**What the task asks:** Collect the lines of the entries where "Simoes" shows up.

== Exercise inputs

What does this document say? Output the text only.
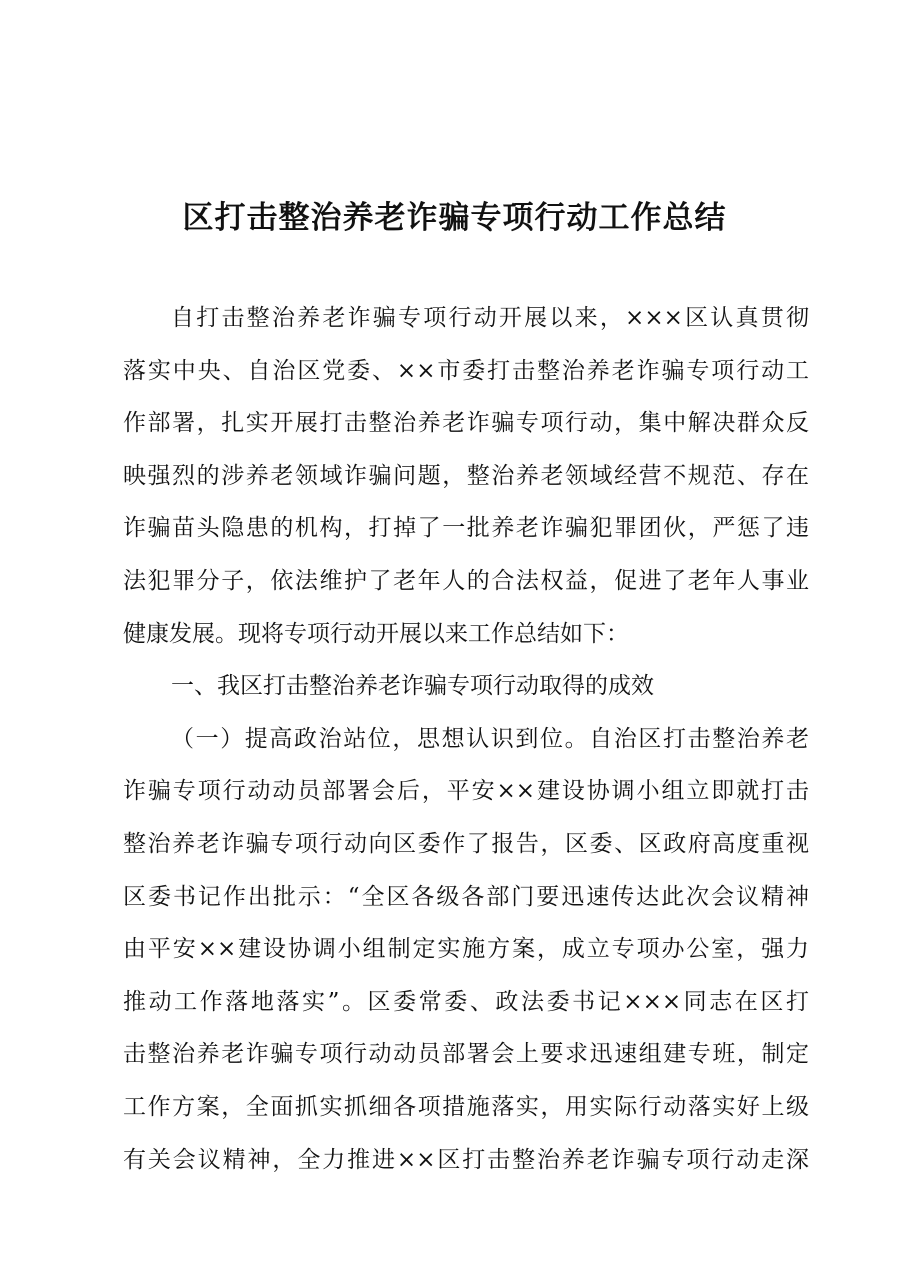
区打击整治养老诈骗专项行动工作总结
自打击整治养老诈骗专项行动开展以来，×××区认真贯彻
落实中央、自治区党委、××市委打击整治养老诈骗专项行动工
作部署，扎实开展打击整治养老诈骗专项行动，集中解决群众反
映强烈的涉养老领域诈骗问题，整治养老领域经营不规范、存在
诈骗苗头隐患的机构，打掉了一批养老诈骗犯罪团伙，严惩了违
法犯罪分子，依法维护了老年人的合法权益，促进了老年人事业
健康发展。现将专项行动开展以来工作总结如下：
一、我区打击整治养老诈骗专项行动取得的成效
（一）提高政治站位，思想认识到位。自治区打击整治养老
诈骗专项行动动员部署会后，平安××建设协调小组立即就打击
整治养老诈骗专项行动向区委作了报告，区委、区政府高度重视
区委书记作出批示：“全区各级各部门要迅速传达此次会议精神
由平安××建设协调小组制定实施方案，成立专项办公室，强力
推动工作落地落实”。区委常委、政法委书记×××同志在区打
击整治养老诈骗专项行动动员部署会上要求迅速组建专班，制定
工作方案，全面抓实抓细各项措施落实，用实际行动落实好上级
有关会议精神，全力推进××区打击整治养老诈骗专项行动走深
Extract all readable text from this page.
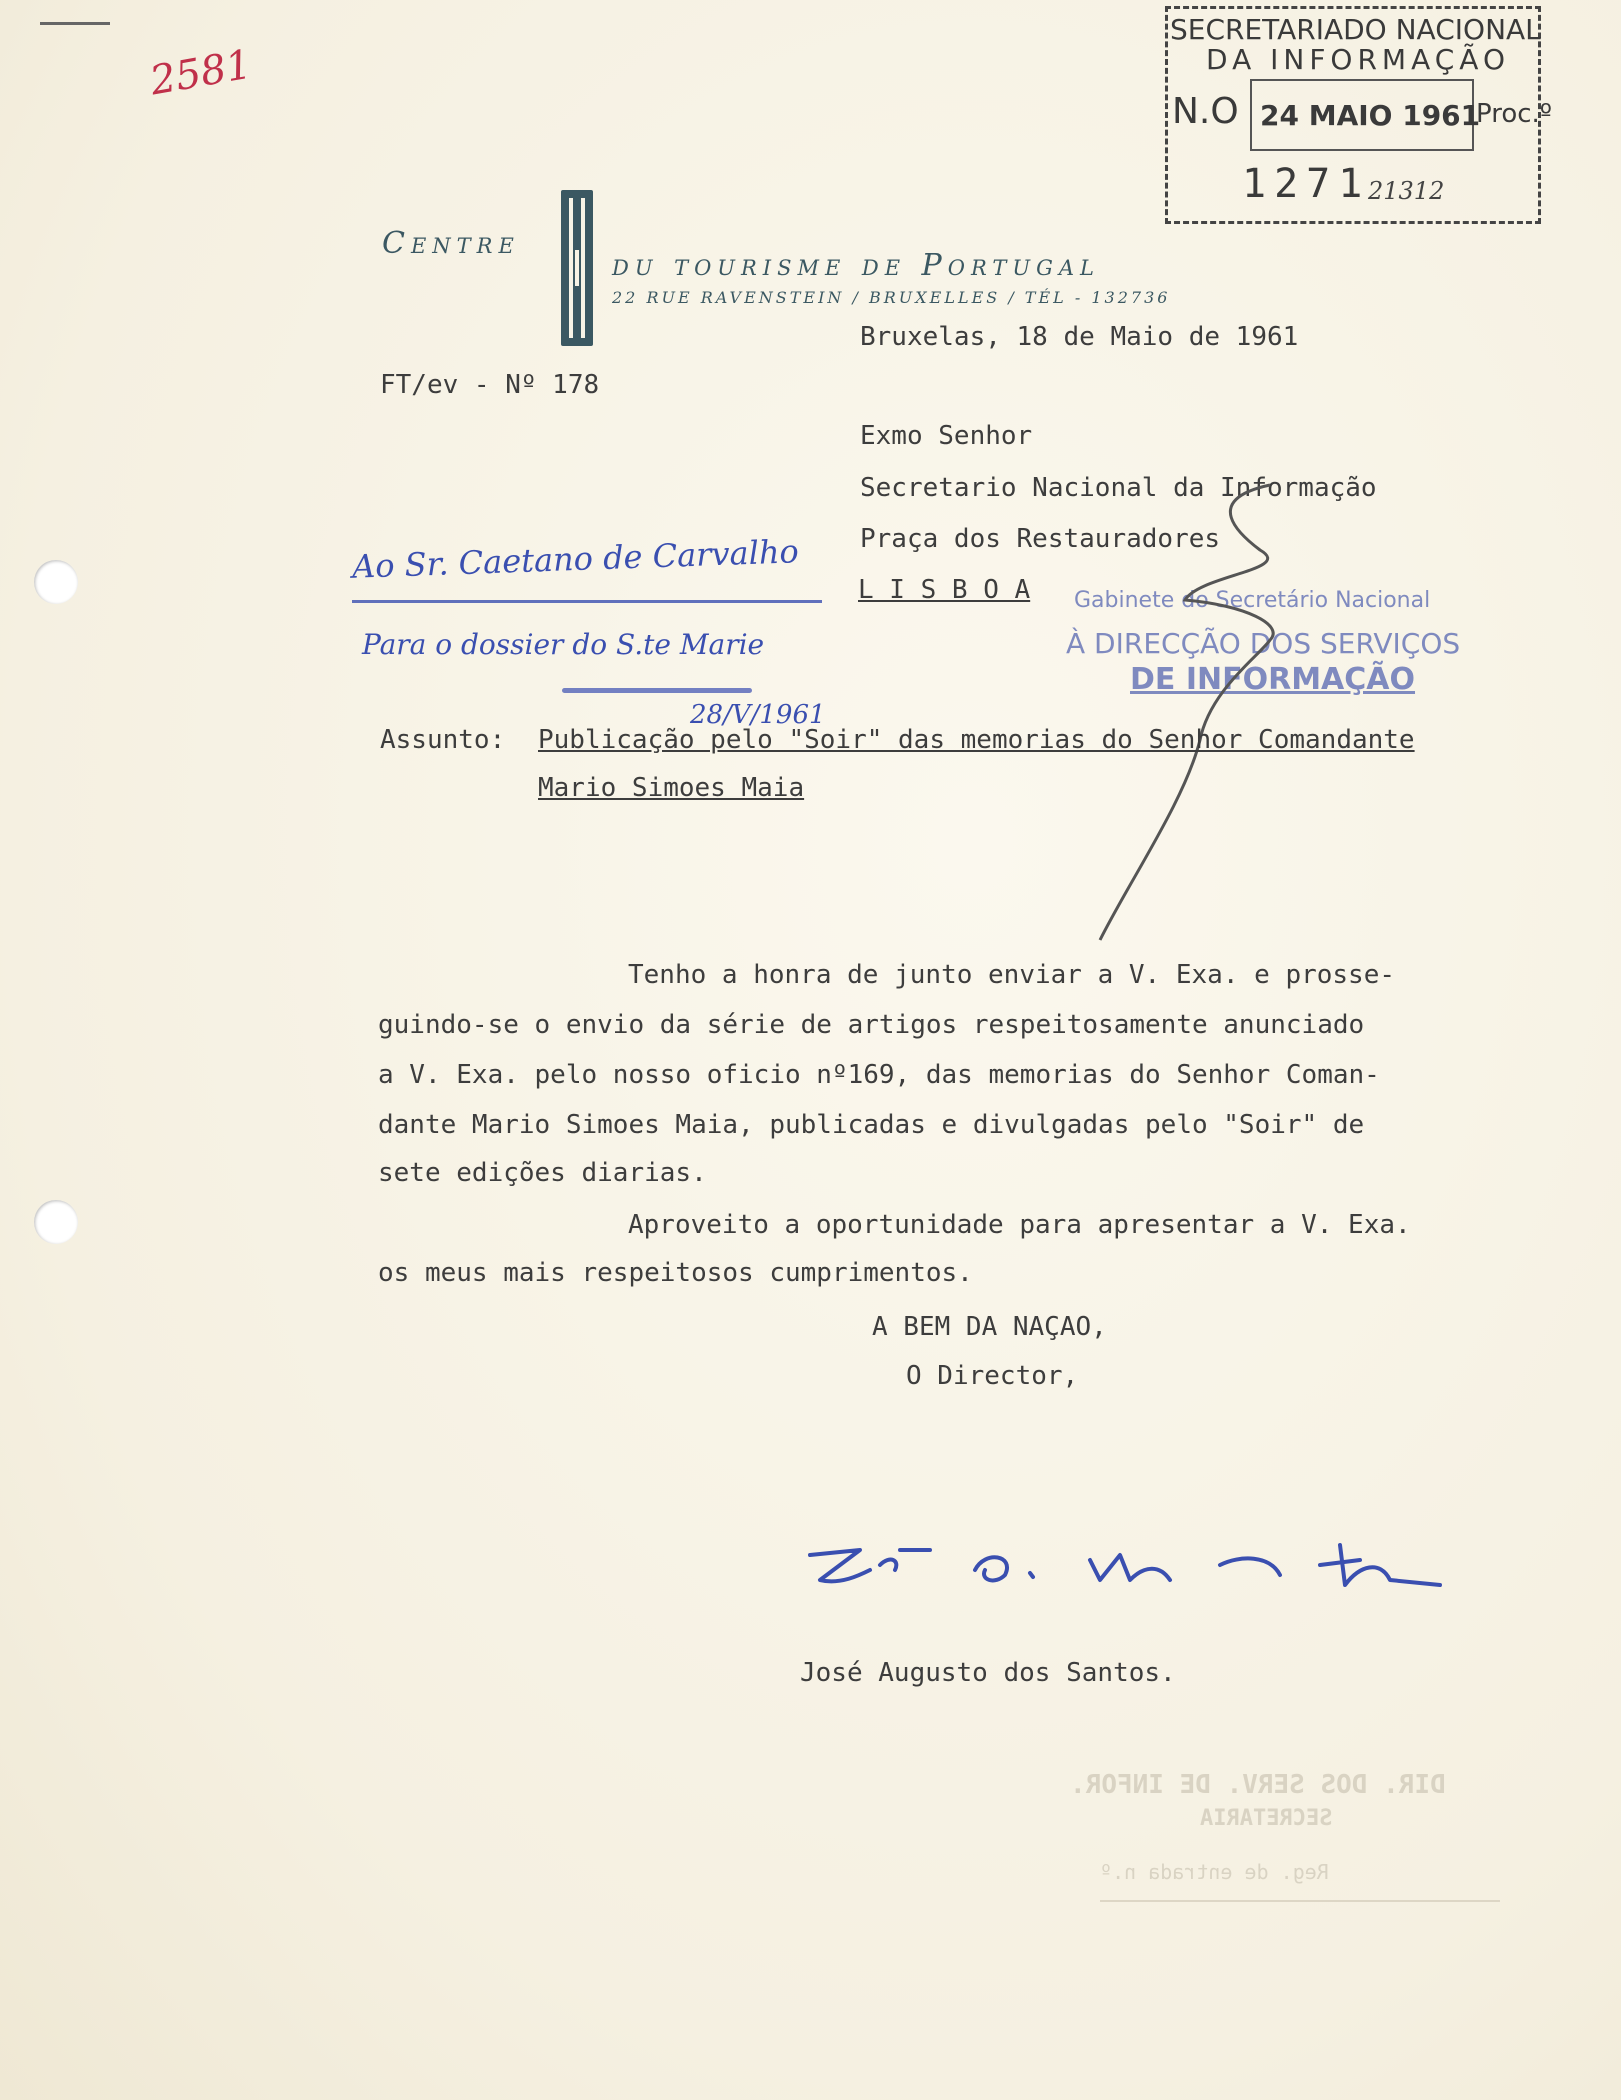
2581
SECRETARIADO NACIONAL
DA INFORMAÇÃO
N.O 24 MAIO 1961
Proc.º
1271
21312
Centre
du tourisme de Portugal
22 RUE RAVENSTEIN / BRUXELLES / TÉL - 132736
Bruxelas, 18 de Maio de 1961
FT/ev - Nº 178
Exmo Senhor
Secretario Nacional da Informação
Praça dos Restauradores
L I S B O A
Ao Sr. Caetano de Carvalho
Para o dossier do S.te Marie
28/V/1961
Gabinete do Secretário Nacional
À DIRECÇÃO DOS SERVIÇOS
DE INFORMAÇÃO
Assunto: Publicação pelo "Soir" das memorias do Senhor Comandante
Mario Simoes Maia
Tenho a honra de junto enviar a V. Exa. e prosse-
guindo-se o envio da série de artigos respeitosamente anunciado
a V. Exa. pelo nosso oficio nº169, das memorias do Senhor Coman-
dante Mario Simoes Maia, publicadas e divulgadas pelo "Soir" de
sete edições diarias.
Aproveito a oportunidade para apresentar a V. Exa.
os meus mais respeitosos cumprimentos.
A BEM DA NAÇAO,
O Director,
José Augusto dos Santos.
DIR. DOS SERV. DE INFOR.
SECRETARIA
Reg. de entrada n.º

====

**In response:**
Mario Simoes Maia
dante Mario Simoes Maia, publicadas e divulgadas pelo "Soir" de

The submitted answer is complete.